• _Task to carry out_
Copy each line in the data that includes the word "this".

─── Given records ───

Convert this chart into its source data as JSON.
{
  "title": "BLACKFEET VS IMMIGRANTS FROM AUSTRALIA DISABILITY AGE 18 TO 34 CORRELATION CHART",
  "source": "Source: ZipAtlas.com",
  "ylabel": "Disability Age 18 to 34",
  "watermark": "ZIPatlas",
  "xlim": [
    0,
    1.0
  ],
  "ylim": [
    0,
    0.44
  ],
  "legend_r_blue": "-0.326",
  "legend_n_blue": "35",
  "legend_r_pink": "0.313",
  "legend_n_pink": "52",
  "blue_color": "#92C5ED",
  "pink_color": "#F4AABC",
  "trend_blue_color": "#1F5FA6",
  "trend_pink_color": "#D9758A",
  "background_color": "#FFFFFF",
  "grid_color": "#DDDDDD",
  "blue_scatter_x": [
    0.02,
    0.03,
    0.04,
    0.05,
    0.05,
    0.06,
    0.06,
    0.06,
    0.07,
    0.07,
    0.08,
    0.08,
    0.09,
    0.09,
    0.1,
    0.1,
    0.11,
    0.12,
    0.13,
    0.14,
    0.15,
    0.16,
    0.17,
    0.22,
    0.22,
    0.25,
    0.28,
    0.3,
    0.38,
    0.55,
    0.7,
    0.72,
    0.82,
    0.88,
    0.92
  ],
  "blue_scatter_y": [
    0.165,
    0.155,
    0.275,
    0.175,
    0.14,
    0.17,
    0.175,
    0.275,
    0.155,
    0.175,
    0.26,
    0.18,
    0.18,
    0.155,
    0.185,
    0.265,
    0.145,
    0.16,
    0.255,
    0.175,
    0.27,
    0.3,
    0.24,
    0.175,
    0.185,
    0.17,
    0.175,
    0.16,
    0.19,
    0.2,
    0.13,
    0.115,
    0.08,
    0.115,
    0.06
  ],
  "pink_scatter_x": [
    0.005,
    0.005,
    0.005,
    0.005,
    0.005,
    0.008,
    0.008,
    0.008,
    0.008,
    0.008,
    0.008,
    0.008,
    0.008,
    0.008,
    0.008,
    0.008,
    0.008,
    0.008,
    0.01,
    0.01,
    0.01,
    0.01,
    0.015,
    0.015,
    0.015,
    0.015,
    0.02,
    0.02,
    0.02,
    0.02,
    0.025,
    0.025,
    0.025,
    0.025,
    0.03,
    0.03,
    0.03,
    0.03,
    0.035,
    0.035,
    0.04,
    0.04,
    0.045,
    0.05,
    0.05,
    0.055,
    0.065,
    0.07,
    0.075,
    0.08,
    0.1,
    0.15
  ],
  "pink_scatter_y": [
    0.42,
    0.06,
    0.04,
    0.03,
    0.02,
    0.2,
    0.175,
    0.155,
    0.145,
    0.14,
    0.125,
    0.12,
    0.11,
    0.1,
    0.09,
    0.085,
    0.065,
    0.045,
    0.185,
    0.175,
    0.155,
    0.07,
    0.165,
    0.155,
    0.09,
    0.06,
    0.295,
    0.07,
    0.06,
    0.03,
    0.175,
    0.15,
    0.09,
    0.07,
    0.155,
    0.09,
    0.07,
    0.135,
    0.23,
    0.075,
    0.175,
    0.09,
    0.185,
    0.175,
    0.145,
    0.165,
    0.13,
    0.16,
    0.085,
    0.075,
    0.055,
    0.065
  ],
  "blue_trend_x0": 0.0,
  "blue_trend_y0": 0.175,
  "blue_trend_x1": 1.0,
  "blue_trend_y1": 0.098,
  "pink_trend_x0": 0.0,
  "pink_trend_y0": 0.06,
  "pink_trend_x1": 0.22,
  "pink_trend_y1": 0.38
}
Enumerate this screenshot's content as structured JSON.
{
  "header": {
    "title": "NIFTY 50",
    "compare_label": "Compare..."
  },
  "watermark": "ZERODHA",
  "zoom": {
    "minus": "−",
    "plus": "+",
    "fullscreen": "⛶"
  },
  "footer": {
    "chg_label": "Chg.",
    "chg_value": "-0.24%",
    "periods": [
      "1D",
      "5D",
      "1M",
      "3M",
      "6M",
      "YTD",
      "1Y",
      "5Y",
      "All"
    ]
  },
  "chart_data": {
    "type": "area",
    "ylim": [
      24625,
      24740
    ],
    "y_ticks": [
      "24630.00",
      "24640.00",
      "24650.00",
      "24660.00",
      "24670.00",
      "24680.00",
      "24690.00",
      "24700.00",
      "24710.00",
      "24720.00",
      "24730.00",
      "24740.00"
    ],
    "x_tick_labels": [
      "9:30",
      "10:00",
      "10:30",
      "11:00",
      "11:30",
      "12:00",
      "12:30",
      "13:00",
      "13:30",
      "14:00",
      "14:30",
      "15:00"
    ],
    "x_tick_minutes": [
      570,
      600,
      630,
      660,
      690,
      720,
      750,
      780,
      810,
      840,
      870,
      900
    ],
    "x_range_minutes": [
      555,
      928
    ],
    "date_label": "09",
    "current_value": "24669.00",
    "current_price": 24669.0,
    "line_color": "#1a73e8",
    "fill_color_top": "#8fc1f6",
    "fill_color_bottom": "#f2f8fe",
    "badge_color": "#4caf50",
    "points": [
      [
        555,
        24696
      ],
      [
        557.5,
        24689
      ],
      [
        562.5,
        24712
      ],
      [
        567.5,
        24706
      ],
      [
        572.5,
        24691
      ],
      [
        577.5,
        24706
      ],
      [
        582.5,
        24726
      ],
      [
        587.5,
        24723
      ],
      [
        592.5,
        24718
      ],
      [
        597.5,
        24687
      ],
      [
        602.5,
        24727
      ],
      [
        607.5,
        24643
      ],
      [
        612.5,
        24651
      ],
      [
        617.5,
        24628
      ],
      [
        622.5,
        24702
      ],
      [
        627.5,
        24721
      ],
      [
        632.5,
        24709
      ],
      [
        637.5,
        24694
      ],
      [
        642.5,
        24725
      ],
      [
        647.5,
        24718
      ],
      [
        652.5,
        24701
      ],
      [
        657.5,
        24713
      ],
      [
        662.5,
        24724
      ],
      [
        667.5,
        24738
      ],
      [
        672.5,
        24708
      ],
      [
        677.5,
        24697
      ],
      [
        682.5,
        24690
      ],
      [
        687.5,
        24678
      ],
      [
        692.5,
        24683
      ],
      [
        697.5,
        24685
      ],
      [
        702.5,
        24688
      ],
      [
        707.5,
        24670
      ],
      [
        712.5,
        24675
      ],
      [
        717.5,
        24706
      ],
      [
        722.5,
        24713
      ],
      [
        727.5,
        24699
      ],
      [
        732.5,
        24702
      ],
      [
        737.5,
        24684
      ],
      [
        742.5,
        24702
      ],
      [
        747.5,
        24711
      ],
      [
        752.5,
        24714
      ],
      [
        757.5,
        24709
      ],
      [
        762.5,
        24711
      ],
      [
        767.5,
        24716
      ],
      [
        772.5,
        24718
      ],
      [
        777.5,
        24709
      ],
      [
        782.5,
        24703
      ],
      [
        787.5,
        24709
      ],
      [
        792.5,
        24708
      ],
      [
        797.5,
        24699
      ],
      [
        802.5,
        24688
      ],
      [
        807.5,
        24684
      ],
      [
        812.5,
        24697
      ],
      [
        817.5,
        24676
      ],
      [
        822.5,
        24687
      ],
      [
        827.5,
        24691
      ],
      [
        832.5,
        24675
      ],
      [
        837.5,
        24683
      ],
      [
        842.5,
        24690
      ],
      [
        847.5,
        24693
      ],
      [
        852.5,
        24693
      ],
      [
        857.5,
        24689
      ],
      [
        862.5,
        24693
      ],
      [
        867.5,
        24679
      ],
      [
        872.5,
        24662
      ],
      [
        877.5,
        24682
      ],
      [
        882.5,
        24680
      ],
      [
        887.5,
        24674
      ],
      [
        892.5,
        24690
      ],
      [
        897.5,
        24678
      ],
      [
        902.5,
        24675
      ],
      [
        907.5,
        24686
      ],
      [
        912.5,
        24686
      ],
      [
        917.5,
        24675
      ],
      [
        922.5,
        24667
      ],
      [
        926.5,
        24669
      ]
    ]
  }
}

───

• _Answer_
Convert this chart into its source data as JSON.
Enumerate this screenshot's content as structured JSON.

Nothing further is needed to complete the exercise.